_EXERCISE PROMPT_
Quote the whole listing word for word. Do not include the pictures.

_RAW RECORDS_
+-------+

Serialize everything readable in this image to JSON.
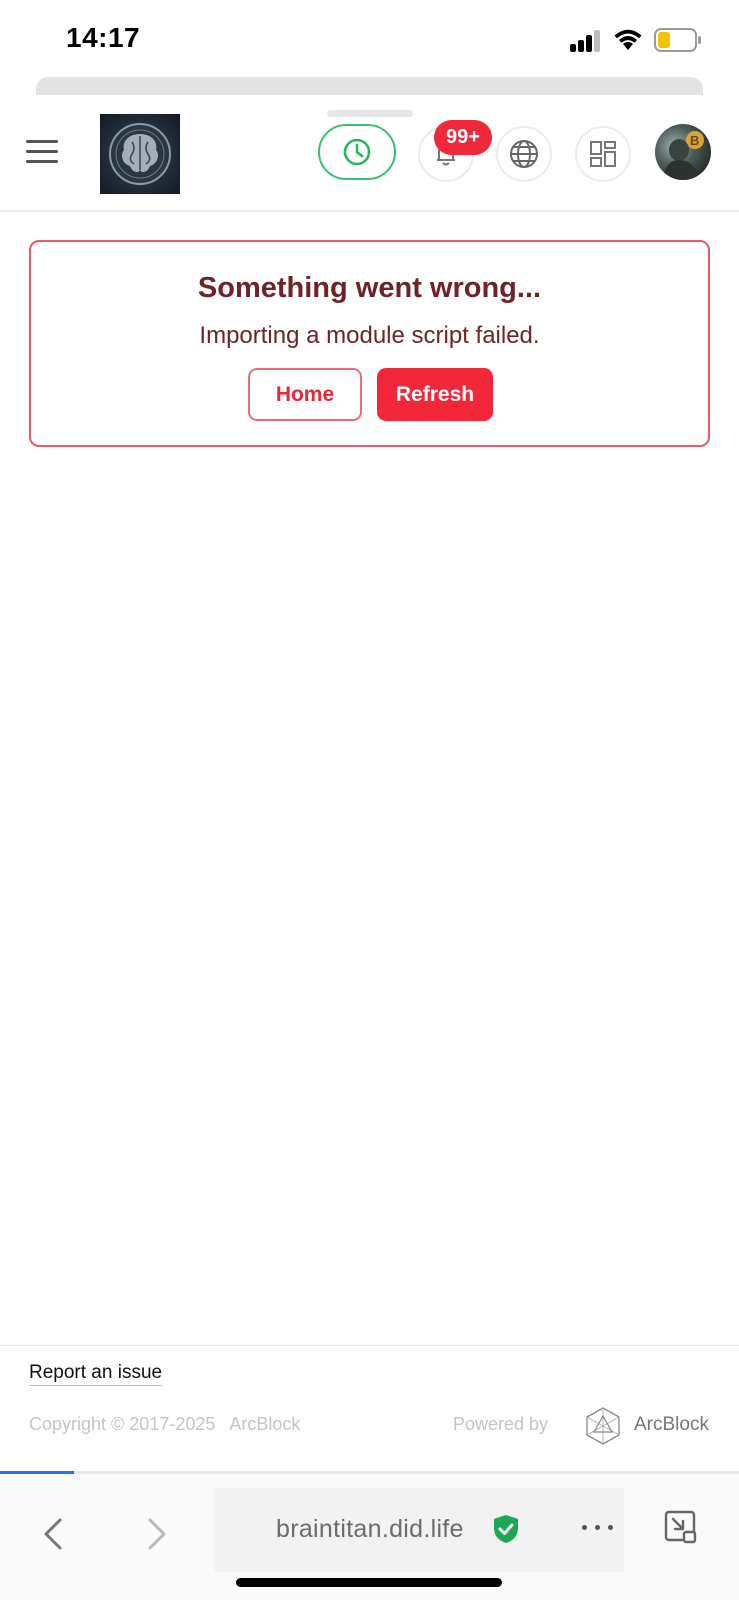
{
  "status_bar": {
    "time": "14:17"
  },
  "header": {
    "menu_icon": "hamburger-menu-icon",
    "logo_icon": "brain-logo-icon",
    "clock_icon": "clock-icon",
    "notification_icon": "bell-icon",
    "notification_count": "99+",
    "language_icon": "globe-icon",
    "apps_icon": "grid-apps-icon",
    "avatar_icon": "user-avatar"
  },
  "error": {
    "title": "Something went wrong...",
    "message": "Importing a module script failed.",
    "home_label": "Home",
    "refresh_label": "Refresh"
  },
  "footer": {
    "report_label": "Report an issue",
    "copyright": "Copyright © 2017-2025",
    "copyright_brand": "ArcBlock",
    "powered_by": "Powered by",
    "arcblock_name": "ArcBlock"
  },
  "browser": {
    "url": "braintitan.did.life",
    "load_progress": 0.1,
    "secure_icon": "shield-check-icon"
  },
  "colors": {
    "accent_red": "#f2283a",
    "clock_green": "#3cc070",
    "error_text": "#6e2328",
    "progress_blue": "#1e78e6",
    "secure_green": "#1aa854"
  }
}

+-------+

_EXERCISE SOLUTION_
Serialize everything readable in this image to JSON.
{
  "status_bar": {
    "time": "14:17"
  },
  "header": {
    "menu_icon": "hamburger-menu-icon",
    "logo_icon": "brain-logo-icon",
    "clock_icon": "clock-icon",
    "notification_icon": "bell-icon",
    "notification_count": "99+",
    "language_icon": "globe-icon",
    "apps_icon": "grid-apps-icon",
    "avatar_icon": "user-avatar"
  },
  "error": {
    "title": "Something went wrong...",
    "message": "Importing a module script failed.",
    "home_label": "Home",
    "refresh_label": "Refresh"
  },
  "footer": {
    "report_label": "Report an issue",
    "copyright": "Copyright © 2017-2025",
    "copyright_brand": "ArcBlock",
    "powered_by": "Powered by",
    "arcblock_name": "ArcBlock"
  },
  "browser": {
    "url": "braintitan.did.life",
    "load_progress": 0.1,
    "secure_icon": "shield-check-icon"
  },
  "colors": {
    "accent_red": "#f2283a",
    "clock_green": "#3cc070",
    "error_text": "#6e2328",
    "progress_blue": "#1e78e6",
    "secure_green": "#1aa854"
  }
}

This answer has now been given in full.